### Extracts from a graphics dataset
------------------------------

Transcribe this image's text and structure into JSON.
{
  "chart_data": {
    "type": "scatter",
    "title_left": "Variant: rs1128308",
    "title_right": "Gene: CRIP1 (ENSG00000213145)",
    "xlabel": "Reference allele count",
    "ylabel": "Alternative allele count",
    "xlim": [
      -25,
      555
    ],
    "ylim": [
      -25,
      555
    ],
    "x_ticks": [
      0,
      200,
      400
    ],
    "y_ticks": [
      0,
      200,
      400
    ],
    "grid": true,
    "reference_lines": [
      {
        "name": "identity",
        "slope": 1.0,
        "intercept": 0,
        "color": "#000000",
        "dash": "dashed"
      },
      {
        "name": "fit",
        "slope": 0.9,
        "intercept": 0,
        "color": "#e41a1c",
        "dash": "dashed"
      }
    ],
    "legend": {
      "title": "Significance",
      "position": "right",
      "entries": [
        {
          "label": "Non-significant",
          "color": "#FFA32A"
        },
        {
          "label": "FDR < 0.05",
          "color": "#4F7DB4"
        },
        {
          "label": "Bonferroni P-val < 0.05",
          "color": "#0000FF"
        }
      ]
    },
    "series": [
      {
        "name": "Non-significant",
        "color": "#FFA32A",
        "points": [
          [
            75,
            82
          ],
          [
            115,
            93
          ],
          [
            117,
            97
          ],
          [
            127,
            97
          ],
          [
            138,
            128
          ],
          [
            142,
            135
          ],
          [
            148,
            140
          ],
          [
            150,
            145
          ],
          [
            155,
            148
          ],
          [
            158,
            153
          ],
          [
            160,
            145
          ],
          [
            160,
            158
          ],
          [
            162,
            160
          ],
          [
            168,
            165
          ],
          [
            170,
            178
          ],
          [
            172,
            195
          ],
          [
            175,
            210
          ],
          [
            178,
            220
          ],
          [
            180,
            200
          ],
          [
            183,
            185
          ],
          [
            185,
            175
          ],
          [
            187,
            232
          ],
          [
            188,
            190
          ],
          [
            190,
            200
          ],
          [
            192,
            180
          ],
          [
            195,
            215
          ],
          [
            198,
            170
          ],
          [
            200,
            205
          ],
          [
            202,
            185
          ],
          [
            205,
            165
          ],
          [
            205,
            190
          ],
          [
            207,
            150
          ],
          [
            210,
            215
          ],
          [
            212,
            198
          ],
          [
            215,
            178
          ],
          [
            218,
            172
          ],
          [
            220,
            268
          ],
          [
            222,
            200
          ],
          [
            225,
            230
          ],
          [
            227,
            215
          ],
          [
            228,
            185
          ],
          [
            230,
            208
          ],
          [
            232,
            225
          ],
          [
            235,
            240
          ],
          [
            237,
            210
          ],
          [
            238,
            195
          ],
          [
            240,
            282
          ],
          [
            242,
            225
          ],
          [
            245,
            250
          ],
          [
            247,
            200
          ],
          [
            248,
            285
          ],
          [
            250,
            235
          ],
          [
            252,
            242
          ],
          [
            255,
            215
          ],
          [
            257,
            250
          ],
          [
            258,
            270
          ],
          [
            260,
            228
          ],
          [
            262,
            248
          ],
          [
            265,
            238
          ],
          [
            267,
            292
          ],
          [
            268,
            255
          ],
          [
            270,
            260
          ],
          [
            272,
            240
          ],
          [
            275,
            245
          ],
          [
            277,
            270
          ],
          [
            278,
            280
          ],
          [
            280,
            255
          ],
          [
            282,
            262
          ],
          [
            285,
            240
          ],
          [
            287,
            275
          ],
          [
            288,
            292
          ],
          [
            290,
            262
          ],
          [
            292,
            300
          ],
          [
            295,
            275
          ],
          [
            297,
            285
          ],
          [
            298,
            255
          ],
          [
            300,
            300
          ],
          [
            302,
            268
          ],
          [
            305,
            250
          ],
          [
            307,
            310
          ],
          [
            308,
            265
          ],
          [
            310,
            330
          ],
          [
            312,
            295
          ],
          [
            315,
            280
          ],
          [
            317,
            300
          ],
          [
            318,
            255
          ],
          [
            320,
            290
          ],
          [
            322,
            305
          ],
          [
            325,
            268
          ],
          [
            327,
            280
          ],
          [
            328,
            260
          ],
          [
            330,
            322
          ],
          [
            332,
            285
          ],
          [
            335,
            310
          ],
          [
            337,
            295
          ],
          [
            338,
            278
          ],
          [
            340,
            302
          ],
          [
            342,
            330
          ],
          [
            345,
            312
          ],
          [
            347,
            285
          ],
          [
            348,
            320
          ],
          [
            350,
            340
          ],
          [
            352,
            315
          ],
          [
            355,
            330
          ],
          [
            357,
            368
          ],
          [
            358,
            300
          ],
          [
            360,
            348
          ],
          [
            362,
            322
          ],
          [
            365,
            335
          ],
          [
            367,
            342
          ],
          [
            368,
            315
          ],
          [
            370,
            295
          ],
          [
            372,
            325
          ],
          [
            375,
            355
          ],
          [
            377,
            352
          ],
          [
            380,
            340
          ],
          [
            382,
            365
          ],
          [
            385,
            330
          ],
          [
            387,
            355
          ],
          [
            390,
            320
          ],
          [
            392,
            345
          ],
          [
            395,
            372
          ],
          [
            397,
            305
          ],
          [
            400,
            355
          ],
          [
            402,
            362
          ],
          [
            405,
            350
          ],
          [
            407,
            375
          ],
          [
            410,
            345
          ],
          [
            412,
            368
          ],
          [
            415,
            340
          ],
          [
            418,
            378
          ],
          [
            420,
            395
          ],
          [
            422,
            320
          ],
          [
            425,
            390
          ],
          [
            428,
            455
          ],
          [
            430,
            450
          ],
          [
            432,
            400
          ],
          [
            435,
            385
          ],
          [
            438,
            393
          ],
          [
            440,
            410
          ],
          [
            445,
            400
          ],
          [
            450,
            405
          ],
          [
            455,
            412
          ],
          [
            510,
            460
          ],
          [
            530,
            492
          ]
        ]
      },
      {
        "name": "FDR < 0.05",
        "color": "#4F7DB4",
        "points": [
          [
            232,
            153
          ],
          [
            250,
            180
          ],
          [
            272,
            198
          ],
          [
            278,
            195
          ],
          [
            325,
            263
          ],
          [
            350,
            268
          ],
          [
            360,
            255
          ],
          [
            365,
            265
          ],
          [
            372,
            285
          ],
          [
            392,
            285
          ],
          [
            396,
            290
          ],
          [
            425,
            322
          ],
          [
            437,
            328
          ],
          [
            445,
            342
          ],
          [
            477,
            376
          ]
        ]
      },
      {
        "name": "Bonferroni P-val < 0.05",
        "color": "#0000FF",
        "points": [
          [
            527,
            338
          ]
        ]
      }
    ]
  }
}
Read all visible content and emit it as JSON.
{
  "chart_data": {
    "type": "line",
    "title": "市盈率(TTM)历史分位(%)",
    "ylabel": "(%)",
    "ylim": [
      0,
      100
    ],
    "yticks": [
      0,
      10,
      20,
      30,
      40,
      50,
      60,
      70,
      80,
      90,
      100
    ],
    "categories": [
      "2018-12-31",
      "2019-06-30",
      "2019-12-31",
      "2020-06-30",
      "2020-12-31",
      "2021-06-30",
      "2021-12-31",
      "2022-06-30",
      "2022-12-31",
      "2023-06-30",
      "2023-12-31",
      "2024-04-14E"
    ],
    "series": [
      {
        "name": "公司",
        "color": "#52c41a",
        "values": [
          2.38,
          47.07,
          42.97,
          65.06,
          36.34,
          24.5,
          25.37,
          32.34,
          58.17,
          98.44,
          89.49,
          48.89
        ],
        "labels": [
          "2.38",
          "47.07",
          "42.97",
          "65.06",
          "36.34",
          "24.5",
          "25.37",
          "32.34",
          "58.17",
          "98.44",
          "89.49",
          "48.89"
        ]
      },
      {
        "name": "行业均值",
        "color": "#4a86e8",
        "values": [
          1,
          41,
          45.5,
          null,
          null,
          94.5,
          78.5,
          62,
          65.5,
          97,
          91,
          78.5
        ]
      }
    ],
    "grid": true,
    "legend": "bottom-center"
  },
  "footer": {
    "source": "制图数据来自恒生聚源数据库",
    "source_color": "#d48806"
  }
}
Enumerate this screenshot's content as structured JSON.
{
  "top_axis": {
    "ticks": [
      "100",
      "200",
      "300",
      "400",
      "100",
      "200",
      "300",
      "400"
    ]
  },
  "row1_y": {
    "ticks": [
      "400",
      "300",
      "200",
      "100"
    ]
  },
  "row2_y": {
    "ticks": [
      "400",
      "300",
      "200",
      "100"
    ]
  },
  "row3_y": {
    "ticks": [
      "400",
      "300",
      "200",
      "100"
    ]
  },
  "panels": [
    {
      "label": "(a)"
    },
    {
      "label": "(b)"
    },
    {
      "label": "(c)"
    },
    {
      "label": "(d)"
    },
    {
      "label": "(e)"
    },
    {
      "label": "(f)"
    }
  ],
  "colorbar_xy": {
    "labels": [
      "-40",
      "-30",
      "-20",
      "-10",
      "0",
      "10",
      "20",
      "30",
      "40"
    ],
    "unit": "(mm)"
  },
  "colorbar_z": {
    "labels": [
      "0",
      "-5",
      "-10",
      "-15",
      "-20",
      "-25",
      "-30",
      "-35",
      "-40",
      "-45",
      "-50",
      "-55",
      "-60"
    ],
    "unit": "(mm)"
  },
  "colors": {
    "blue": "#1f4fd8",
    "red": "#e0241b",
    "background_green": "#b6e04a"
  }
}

------------------------------

### Short task
Each line that has the word "JSON" should be copied.

### Task answer
Transcribe this image's text and structure into JSON.
Read all visible content and emit it as JSON.
Enumerate this screenshot's content as structured JSON.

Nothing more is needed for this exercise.